(Stored data)
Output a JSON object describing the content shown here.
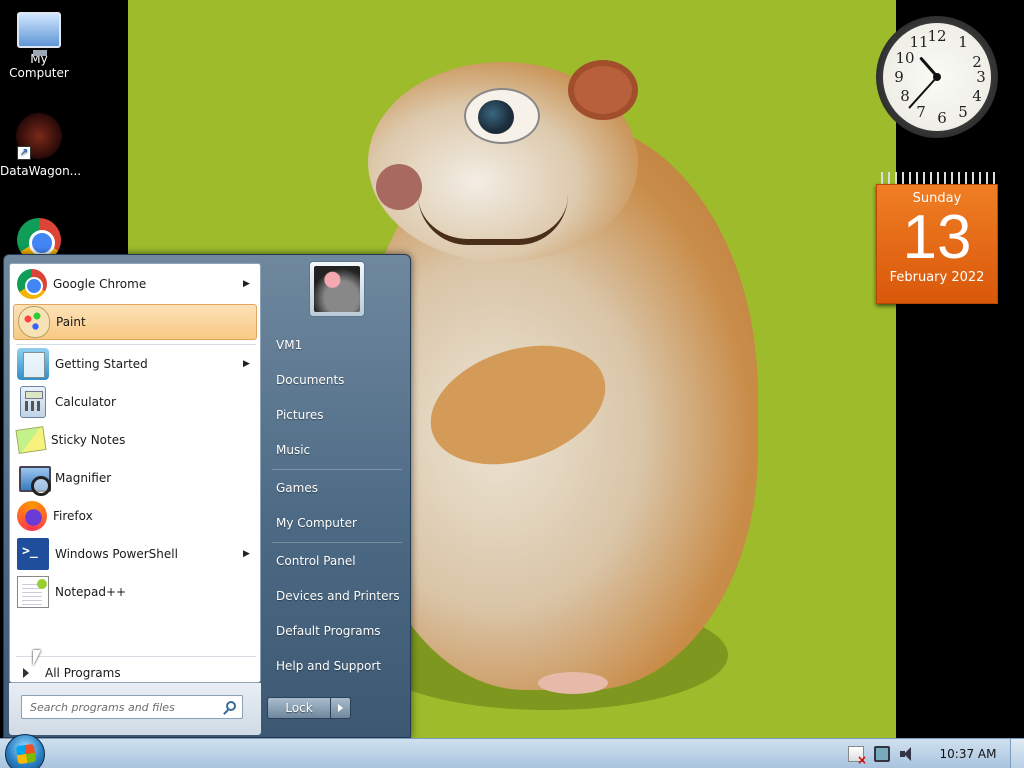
{
  "desktop": {
    "icons": [
      {
        "label": "My Computer",
        "icon": "computer-icon"
      },
      {
        "label": "DataWagon...",
        "icon": "datawagon-icon"
      },
      {
        "label": "",
        "icon": "chrome-icon"
      }
    ]
  },
  "gadgets": {
    "clock": {
      "hour": 10,
      "minute": 37
    },
    "calendar": {
      "day_name": "Sunday",
      "date": "13",
      "month_year": "February 2022"
    }
  },
  "start_menu": {
    "programs": [
      {
        "label": "Google Chrome",
        "icon": "chrome-icon",
        "has_submenu": true
      },
      {
        "label": "Paint",
        "icon": "paint-icon",
        "has_submenu": false,
        "highlighted": true
      },
      {
        "label": "Getting Started",
        "icon": "getting-started-icon",
        "has_submenu": true
      },
      {
        "label": "Calculator",
        "icon": "calculator-icon",
        "has_submenu": false
      },
      {
        "label": "Sticky Notes",
        "icon": "sticky-notes-icon",
        "has_submenu": false
      },
      {
        "label": "Magnifier",
        "icon": "magnifier-icon",
        "has_submenu": false
      },
      {
        "label": "Firefox",
        "icon": "firefox-icon",
        "has_submenu": false
      },
      {
        "label": "Windows PowerShell",
        "icon": "powershell-icon",
        "has_submenu": true
      },
      {
        "label": "Notepad++",
        "icon": "notepadpp-icon",
        "has_submenu": false
      }
    ],
    "all_programs": "All Programs",
    "search_placeholder": "Search programs and files",
    "places": [
      {
        "label": "VM1"
      },
      {
        "label": "Documents"
      },
      {
        "label": "Pictures"
      },
      {
        "label": "Music"
      },
      {
        "label": "Games"
      },
      {
        "label": "My Computer"
      },
      {
        "label": "Control Panel"
      },
      {
        "label": "Devices and Printers"
      },
      {
        "label": "Default Programs"
      },
      {
        "label": "Help and Support"
      }
    ],
    "lock_label": "Lock"
  },
  "taskbar": {
    "time": "10:37 AM",
    "tray_icons": [
      "action-center-flag-icon",
      "network-icon",
      "volume-icon"
    ]
  },
  "colors": {
    "wallpaper": "#9dbb2b",
    "highlight": "#f8c983",
    "calendar": "#e8671a"
  }
}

**The request**
Quote every record above exactly, leaving out the pictures.

**Answer to this exercise**
Output a JSON object describing the content shown here.
{
  "desktop": {
    "icons": [
      {
        "label": "My Computer",
        "icon": "computer-icon"
      },
      {
        "label": "DataWagon...",
        "icon": "datawagon-icon"
      },
      {
        "label": "",
        "icon": "chrome-icon"
      }
    ]
  },
  "gadgets": {
    "clock": {
      "hour": 10,
      "minute": 37
    },
    "calendar": {
      "day_name": "Sunday",
      "date": "13",
      "month_year": "February 2022"
    }
  },
  "start_menu": {
    "programs": [
      {
        "label": "Google Chrome",
        "icon": "chrome-icon",
        "has_submenu": true
      },
      {
        "label": "Paint",
        "icon": "paint-icon",
        "has_submenu": false,
        "highlighted": true
      },
      {
        "label": "Getting Started",
        "icon": "getting-started-icon",
        "has_submenu": true
      },
      {
        "label": "Calculator",
        "icon": "calculator-icon",
        "has_submenu": false
      },
      {
        "label": "Sticky Notes",
        "icon": "sticky-notes-icon",
        "has_submenu": false
      },
      {
        "label": "Magnifier",
        "icon": "magnifier-icon",
        "has_submenu": false
      },
      {
        "label": "Firefox",
        "icon": "firefox-icon",
        "has_submenu": false
      },
      {
        "label": "Windows PowerShell",
        "icon": "powershell-icon",
        "has_submenu": true
      },
      {
        "label": "Notepad++",
        "icon": "notepadpp-icon",
        "has_submenu": false
      }
    ],
    "all_programs": "All Programs",
    "search_placeholder": "Search programs and files",
    "places": [
      {
        "label": "VM1"
      },
      {
        "label": "Documents"
      },
      {
        "label": "Pictures"
      },
      {
        "label": "Music"
      },
      {
        "label": "Games"
      },
      {
        "label": "My Computer"
      },
      {
        "label": "Control Panel"
      },
      {
        "label": "Devices and Printers"
      },
      {
        "label": "Default Programs"
      },
      {
        "label": "Help and Support"
      }
    ],
    "lock_label": "Lock"
  },
  "taskbar": {
    "time": "10:37 AM",
    "tray_icons": [
      "action-center-flag-icon",
      "network-icon",
      "volume-icon"
    ]
  },
  "colors": {
    "wallpaper": "#9dbb2b",
    "highlight": "#f8c983",
    "calendar": "#e8671a"
  }
}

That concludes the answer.